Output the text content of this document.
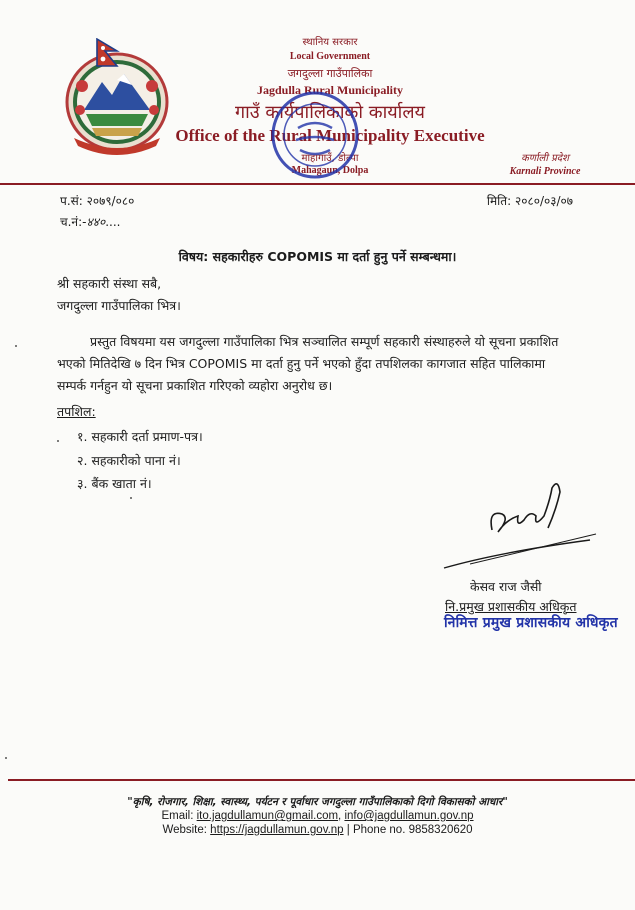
स्थानिय सरकार
Local Government
जगदुल्ला गाउँपालिका
Jagdulla Rural Municipality
गाउँ कार्यपालिकाको कार्यालय
Office of the Rural Municipality Executive
माहागाउँ, डोल्पा
Mahagaun, Dolpa
कर्णाली प्रदेश
Karnali Province
प.सं: २०७९/०८०	मिति: २०८०/०३/०७
च.नं:-४४०....
विषय: सहकारीहरु COPOMIS मा दर्ता हुनु पर्ने सम्बन्धमा।
श्री सहकारी संस्था सबै,
जगदुल्ला गाउँपालिका भित्र।
प्रस्तुत विषयमा यस जगदुल्ला गाउँपालिका भित्र सञ्चालित सम्पूर्ण सहकारी संस्थाहरुले यो सूचना प्रकाशित
भएको मितिदेखि ७ दिन भित्र COPOMIS मा दर्ता हुनु पर्ने भएको हुँदा तपशिलका कागजात सहित पालिकामा
सम्पर्क गर्नहुन यो सूचना प्रकाशित गरिएको व्यहोरा अनुरोध छ।
तपशिल:
१. सहकारी दर्ता प्रमाण-पत्र।
२. सहकारीको पाना नं।
३. बैंक खाता नं।
केसव राज जैसी
नि.प्रमुख प्रशासकीय अधिकृत
निमित्त प्रमुख प्रशासकीय अधिकृत
"कृषि, रोजगार, शिक्षा, स्वास्थ्य, पर्यटन र पूर्वाधार जगदुल्ला गाउँपालिकाको दिगो विकासको आधार"
Email: ito.jagdullamun@gmail.com, info@jagdullamun.gov.np
Website: https://jagdullamun.gov.np | Phone no. 9858320620
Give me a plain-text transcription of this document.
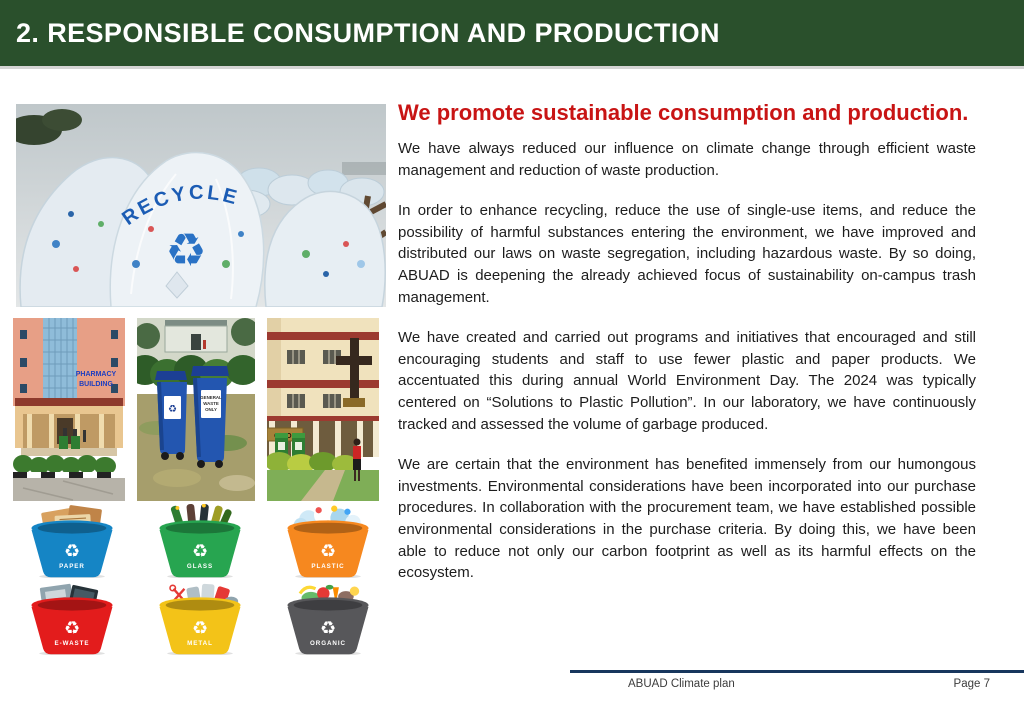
2. RESPONSIBLE CONSUMPTION AND PRODUCTION
RECYCLE
♻
PHARMACY
BUILDING
♻
GENERAL
WASTE
ONLY
OF
♻
PAPER
♻
GLASS
♻
PLASTIC
♻
E-WASTE
♻
METAL
♻
ORGANIC
We promote sustainable consumption and production.

We have always reduced our influence on climate change through efficient waste management and reduction of waste production.

In order to enhance recycling, reduce the use of single-use items, and reduce the possibility of harmful substances entering the environment, we have improved and distributed our laws on waste segregation, including hazardous waste. By so doing, ABUAD is deepening the already achieved focus of sustainability on-campus trash management.

We have created and carried out programs and initiatives that encouraged and still encouraging students and staff to use fewer plastic and paper products. We accentuated this during annual World Environment Day. The 2024 was typically centered on “Solutions to Plastic Pollution”. In our laboratory, we have continuously tracked and assessed the volume of garbage produced.

We are certain that the environment has benefited immensely from our humongous investments. Environmental considerations have been incorporated into our purchase procedures. In collaboration with the procurement team, we have established possible environmental considerations in the purchase criteria. By doing this, we have been able to reduce not only our carbon footprint as well as its harmful effects on the ecosystem.

ABUAD Climate plan	Page 7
********
» **PROBLEM REQUIREMENTS**
Give every line above again exactly, with no pictures.

» **RESULT OF THE TASK**
Output the text content of this document.
स्थानिय सरकार
Local Government
जगदुल्ला गाउँपालिका
Jagdulla Rural Municipality
गाउँ कार्यपालिकाको कार्यालय
Office of the Rural Municipality Executive
माहागाउँ, डोल्पा
Mahagaun, Dolpa
कर्णाली प्रदेश
Karnali Province
प.सं: २०७९/०८०	मिति: २०८०/०३/०७
च.नं:-४४०....
विषय: सहकारीहरु COPOMIS मा दर्ता हुनु पर्ने सम्बन्धमा।
श्री सहकारी संस्था सबै,
जगदुल्ला गाउँपालिका भित्र।
प्रस्तुत विषयमा यस जगदुल्ला गाउँपालिका भित्र सञ्चालित सम्पूर्ण सहकारी संस्थाहरुले यो सूचना प्रकाशित
भएको मितिदेखि ७ दिन भित्र COPOMIS मा दर्ता हुनु पर्ने भएको हुँदा तपशिलका कागजात सहित पालिकामा
सम्पर्क गर्नहुन यो सूचना प्रकाशित गरिएको व्यहोरा अनुरोध छ।
तपशिल:
१. सहकारी दर्ता प्रमाण-पत्र।
२. सहकारीको पाना नं।
३. बैंक खाता नं।
केसव राज जैसी
नि.प्रमुख प्रशासकीय अधिकृत
निमित्त प्रमुख प्रशासकीय अधिकृत
"कृषि, रोजगार, शिक्षा, स्वास्थ्य, पर्यटन र पूर्वाधार जगदुल्ला गाउँपालिकाको दिगो विकासको आधार"
Email: ito.jagdullamun@gmail.com, info@jagdullamun.gov.np
Website: https://jagdullamun.gov.np | Phone no. 9858320620
Give me a plain-text transcription of this document.
2. RESPONSIBLE CONSUMPTION AND PRODUCTION
RECYCLE
♻
PHARMACY
BUILDING
♻
GENERAL
WASTE
ONLY
OF
♻
PAPER
♻
GLASS
♻
PLASTIC
♻
E-WASTE
♻
METAL
♻
ORGANIC
We promote sustainable consumption and production.

We have always reduced our influence on climate change through efficient waste management and reduction of waste production.

In order to enhance recycling, reduce the use of single-use items, and reduce the possibility of harmful substances entering the environment, we have improved and distributed our laws on waste segregation, including hazardous waste. By so doing, ABUAD is deepening the already achieved focus of sustainability on-campus trash management.

We have created and carried out programs and initiatives that encouraged and still encouraging students and staff to use fewer plastic and paper products. We accentuated this during annual World Environment Day. The 2024 was typically centered on “Solutions to Plastic Pollution”. In our laboratory, we have continuously tracked and assessed the volume of garbage produced.

We are certain that the environment has benefited immensely from our humongous investments. Environmental considerations have been incorporated into our purchase procedures. In collaboration with the procurement team, we have established possible environmental considerations in the purchase criteria. By doing this, we have been able to reduce not only our carbon footprint as well as its harmful effects on the ecosystem.

ABUAD Climate plan	Page 7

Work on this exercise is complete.